§ WORK TO BE COMPLETED
In full and without alteration, give the listing again.

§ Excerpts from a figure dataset
══════════
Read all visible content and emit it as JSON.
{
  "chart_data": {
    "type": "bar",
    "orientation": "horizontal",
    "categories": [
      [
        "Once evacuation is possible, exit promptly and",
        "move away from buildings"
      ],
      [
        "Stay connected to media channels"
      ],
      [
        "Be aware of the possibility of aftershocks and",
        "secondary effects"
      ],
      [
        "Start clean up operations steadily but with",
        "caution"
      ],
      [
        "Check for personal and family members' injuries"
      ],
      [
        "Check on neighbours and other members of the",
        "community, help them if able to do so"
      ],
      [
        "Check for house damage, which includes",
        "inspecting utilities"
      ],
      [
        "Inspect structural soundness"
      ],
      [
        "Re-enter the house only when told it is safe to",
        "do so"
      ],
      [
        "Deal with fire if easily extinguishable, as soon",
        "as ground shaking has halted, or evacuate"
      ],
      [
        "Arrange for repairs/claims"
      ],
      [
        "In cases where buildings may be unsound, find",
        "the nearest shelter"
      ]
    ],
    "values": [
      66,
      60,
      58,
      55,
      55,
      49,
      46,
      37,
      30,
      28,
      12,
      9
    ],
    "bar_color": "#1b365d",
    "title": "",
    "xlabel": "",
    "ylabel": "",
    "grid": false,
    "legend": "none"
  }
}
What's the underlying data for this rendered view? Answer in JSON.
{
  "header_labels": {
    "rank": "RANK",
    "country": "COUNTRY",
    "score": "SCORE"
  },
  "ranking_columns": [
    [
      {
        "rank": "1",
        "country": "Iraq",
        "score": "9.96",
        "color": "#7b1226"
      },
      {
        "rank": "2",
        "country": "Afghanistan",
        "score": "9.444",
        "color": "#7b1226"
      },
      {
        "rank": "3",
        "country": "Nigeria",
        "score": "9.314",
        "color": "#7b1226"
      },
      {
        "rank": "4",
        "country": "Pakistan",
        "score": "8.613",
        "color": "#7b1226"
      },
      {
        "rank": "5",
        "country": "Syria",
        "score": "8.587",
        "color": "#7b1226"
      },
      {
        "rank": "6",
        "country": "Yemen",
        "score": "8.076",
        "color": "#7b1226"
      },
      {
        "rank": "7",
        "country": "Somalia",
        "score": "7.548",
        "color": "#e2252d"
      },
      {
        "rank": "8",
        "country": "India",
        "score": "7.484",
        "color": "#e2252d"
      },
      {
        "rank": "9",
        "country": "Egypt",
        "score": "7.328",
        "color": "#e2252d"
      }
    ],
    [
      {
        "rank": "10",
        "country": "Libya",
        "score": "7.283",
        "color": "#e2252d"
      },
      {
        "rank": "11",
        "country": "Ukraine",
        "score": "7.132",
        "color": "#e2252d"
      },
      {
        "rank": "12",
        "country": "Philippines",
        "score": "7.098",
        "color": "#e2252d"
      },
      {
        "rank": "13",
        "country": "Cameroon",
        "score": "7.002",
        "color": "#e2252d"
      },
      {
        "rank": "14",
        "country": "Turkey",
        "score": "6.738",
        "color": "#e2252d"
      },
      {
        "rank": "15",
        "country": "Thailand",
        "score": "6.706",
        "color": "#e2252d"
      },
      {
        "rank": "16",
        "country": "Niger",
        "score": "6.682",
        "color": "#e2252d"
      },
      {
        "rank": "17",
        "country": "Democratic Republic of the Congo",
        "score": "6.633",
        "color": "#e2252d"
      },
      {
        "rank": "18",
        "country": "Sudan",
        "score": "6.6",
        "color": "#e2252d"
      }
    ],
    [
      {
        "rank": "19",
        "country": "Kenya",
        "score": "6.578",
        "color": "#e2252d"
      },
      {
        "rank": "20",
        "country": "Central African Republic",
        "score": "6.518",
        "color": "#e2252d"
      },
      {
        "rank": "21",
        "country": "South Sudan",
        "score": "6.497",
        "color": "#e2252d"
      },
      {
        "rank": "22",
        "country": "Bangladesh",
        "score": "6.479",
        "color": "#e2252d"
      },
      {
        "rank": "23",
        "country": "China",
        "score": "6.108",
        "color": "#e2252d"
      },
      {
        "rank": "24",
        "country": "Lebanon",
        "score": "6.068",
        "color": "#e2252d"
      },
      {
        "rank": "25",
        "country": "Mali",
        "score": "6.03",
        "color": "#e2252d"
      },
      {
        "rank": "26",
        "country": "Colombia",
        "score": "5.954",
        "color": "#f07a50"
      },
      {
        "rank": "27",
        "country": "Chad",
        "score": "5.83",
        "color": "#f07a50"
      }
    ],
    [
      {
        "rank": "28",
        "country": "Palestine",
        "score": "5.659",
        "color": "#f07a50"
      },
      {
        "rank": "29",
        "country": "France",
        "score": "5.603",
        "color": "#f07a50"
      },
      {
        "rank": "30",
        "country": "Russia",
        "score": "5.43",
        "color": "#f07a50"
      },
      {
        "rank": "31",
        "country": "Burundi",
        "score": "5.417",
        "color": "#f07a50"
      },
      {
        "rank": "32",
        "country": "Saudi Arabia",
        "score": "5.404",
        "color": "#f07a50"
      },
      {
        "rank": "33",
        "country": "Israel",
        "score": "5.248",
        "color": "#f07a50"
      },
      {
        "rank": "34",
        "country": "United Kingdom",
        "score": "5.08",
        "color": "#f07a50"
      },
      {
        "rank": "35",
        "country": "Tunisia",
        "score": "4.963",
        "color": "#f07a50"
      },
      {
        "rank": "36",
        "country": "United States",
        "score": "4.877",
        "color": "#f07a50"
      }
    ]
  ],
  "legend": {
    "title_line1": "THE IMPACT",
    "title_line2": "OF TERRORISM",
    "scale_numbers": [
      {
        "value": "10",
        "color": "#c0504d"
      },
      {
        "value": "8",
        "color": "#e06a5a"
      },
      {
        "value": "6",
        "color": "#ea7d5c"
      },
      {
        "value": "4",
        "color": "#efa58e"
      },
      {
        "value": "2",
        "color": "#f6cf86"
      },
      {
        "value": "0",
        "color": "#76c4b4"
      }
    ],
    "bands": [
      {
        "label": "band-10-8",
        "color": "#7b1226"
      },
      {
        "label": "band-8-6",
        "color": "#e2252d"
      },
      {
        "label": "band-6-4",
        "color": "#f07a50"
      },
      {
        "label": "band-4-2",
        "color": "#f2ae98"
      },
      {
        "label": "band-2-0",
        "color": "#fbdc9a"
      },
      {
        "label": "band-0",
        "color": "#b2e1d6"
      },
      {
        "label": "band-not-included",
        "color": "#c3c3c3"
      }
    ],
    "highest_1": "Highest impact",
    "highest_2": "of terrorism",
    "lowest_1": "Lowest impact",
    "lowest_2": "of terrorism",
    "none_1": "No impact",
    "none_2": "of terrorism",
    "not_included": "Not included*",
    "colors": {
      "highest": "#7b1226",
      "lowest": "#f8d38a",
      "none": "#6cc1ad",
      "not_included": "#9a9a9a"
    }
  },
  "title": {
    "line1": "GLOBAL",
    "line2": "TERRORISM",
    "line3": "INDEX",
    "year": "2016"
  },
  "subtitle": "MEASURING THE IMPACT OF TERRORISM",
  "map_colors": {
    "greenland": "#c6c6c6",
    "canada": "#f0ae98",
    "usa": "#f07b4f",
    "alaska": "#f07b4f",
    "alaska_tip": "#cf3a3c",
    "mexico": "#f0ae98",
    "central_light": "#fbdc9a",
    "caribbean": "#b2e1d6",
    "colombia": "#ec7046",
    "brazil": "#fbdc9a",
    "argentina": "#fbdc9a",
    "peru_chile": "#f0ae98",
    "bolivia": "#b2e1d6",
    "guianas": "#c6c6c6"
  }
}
══════════
§ TASK RESPONSE
Read all visible content and emit it as JSON.
{
  "chart_data": {
    "type": "bar",
    "orientation": "horizontal",
    "categories": [
      [
        "Once evacuation is possible, exit promptly and",
        "move away from buildings"
      ],
      [
        "Stay connected to media channels"
      ],
      [
        "Be aware of the possibility of aftershocks and",
        "secondary effects"
      ],
      [
        "Start clean up operations steadily but with",
        "caution"
      ],
      [
        "Check for personal and family members' injuries"
      ],
      [
        "Check on neighbours and other members of the",
        "community, help them if able to do so"
      ],
      [
        "Check for house damage, which includes",
        "inspecting utilities"
      ],
      [
        "Inspect structural soundness"
      ],
      [
        "Re-enter the house only when told it is safe to",
        "do so"
      ],
      [
        "Deal with fire if easily extinguishable, as soon",
        "as ground shaking has halted, or evacuate"
      ],
      [
        "Arrange for repairs/claims"
      ],
      [
        "In cases where buildings may be unsound, find",
        "the nearest shelter"
      ]
    ],
    "values": [
      66,
      60,
      58,
      55,
      55,
      49,
      46,
      37,
      30,
      28,
      12,
      9
    ],
    "bar_color": "#1b365d",
    "title": "",
    "xlabel": "",
    "ylabel": "",
    "grid": false,
    "legend": "none"
  }
}
What's the underlying data for this rendered view? Answer in JSON.
{
  "header_labels": {
    "rank": "RANK",
    "country": "COUNTRY",
    "score": "SCORE"
  },
  "ranking_columns": [
    [
      {
        "rank": "1",
        "country": "Iraq",
        "score": "9.96",
        "color": "#7b1226"
      },
      {
        "rank": "2",
        "country": "Afghanistan",
        "score": "9.444",
        "color": "#7b1226"
      },
      {
        "rank": "3",
        "country": "Nigeria",
        "score": "9.314",
        "color": "#7b1226"
      },
      {
        "rank": "4",
        "country": "Pakistan",
        "score": "8.613",
        "color": "#7b1226"
      },
      {
        "rank": "5",
        "country": "Syria",
        "score": "8.587",
        "color": "#7b1226"
      },
      {
        "rank": "6",
        "country": "Yemen",
        "score": "8.076",
        "color": "#7b1226"
      },
      {
        "rank": "7",
        "country": "Somalia",
        "score": "7.548",
        "color": "#e2252d"
      },
      {
        "rank": "8",
        "country": "India",
        "score": "7.484",
        "color": "#e2252d"
      },
      {
        "rank": "9",
        "country": "Egypt",
        "score": "7.328",
        "color": "#e2252d"
      }
    ],
    [
      {
        "rank": "10",
        "country": "Libya",
        "score": "7.283",
        "color": "#e2252d"
      },
      {
        "rank": "11",
        "country": "Ukraine",
        "score": "7.132",
        "color": "#e2252d"
      },
      {
        "rank": "12",
        "country": "Philippines",
        "score": "7.098",
        "color": "#e2252d"
      },
      {
        "rank": "13",
        "country": "Cameroon",
        "score": "7.002",
        "color": "#e2252d"
      },
      {
        "rank": "14",
        "country": "Turkey",
        "score": "6.738",
        "color": "#e2252d"
      },
      {
        "rank": "15",
        "country": "Thailand",
        "score": "6.706",
        "color": "#e2252d"
      },
      {
        "rank": "16",
        "country": "Niger",
        "score": "6.682",
        "color": "#e2252d"
      },
      {
        "rank": "17",
        "country": "Democratic Republic of the Congo",
        "score": "6.633",
        "color": "#e2252d"
      },
      {
        "rank": "18",
        "country": "Sudan",
        "score": "6.6",
        "color": "#e2252d"
      }
    ],
    [
      {
        "rank": "19",
        "country": "Kenya",
        "score": "6.578",
        "color": "#e2252d"
      },
      {
        "rank": "20",
        "country": "Central African Republic",
        "score": "6.518",
        "color": "#e2252d"
      },
      {
        "rank": "21",
        "country": "South Sudan",
        "score": "6.497",
        "color": "#e2252d"
      },
      {
        "rank": "22",
        "country": "Bangladesh",
        "score": "6.479",
        "color": "#e2252d"
      },
      {
        "rank": "23",
        "country": "China",
        "score": "6.108",
        "color": "#e2252d"
      },
      {
        "rank": "24",
        "country": "Lebanon",
        "score": "6.068",
        "color": "#e2252d"
      },
      {
        "rank": "25",
        "country": "Mali",
        "score": "6.03",
        "color": "#e2252d"
      },
      {
        "rank": "26",
        "country": "Colombia",
        "score": "5.954",
        "color": "#f07a50"
      },
      {
        "rank": "27",
        "country": "Chad",
        "score": "5.83",
        "color": "#f07a50"
      }
    ],
    [
      {
        "rank": "28",
        "country": "Palestine",
        "score": "5.659",
        "color": "#f07a50"
      },
      {
        "rank": "29",
        "country": "France",
        "score": "5.603",
        "color": "#f07a50"
      },
      {
        "rank": "30",
        "country": "Russia",
        "score": "5.43",
        "color": "#f07a50"
      },
      {
        "rank": "31",
        "country": "Burundi",
        "score": "5.417",
        "color": "#f07a50"
      },
      {
        "rank": "32",
        "country": "Saudi Arabia",
        "score": "5.404",
        "color": "#f07a50"
      },
      {
        "rank": "33",
        "country": "Israel",
        "score": "5.248",
        "color": "#f07a50"
      },
      {
        "rank": "34",
        "country": "United Kingdom",
        "score": "5.08",
        "color": "#f07a50"
      },
      {
        "rank": "35",
        "country": "Tunisia",
        "score": "4.963",
        "color": "#f07a50"
      },
      {
        "rank": "36",
        "country": "United States",
        "score": "4.877",
        "color": "#f07a50"
      }
    ]
  ],
  "legend": {
    "title_line1": "THE IMPACT",
    "title_line2": "OF TERRORISM",
    "scale_numbers": [
      {
        "value": "10",
        "color": "#c0504d"
      },
      {
        "value": "8",
        "color": "#e06a5a"
      },
      {
        "value": "6",
        "color": "#ea7d5c"
      },
      {
        "value": "4",
        "color": "#efa58e"
      },
      {
        "value": "2",
        "color": "#f6cf86"
      },
      {
        "value": "0",
        "color": "#76c4b4"
      }
    ],
    "bands": [
      {
        "label": "band-10-8",
        "color": "#7b1226"
      },
      {
        "label": "band-8-6",
        "color": "#e2252d"
      },
      {
        "label": "band-6-4",
        "color": "#f07a50"
      },
      {
        "label": "band-4-2",
        "color": "#f2ae98"
      },
      {
        "label": "band-2-0",
        "color": "#fbdc9a"
      },
      {
        "label": "band-0",
        "color": "#b2e1d6"
      },
      {
        "label": "band-not-included",
        "color": "#c3c3c3"
      }
    ],
    "highest_1": "Highest impact",
    "highest_2": "of terrorism",
    "lowest_1": "Lowest impact",
    "lowest_2": "of terrorism",
    "none_1": "No impact",
    "none_2": "of terrorism",
    "not_included": "Not included*",
    "colors": {
      "highest": "#7b1226",
      "lowest": "#f8d38a",
      "none": "#6cc1ad",
      "not_included": "#9a9a9a"
    }
  },
  "title": {
    "line1": "GLOBAL",
    "line2": "TERRORISM",
    "line3": "INDEX",
    "year": "2016"
  },
  "subtitle": "MEASURING THE IMPACT OF TERRORISM",
  "map_colors": {
    "greenland": "#c6c6c6",
    "canada": "#f0ae98",
    "usa": "#f07b4f",
    "alaska": "#f07b4f",
    "alaska_tip": "#cf3a3c",
    "mexico": "#f0ae98",
    "central_light": "#fbdc9a",
    "caribbean": "#b2e1d6",
    "colombia": "#ec7046",
    "brazil": "#fbdc9a",
    "argentina": "#fbdc9a",
    "peru_chile": "#f0ae98",
    "bolivia": "#b2e1d6",
    "guianas": "#c6c6c6"
  }
}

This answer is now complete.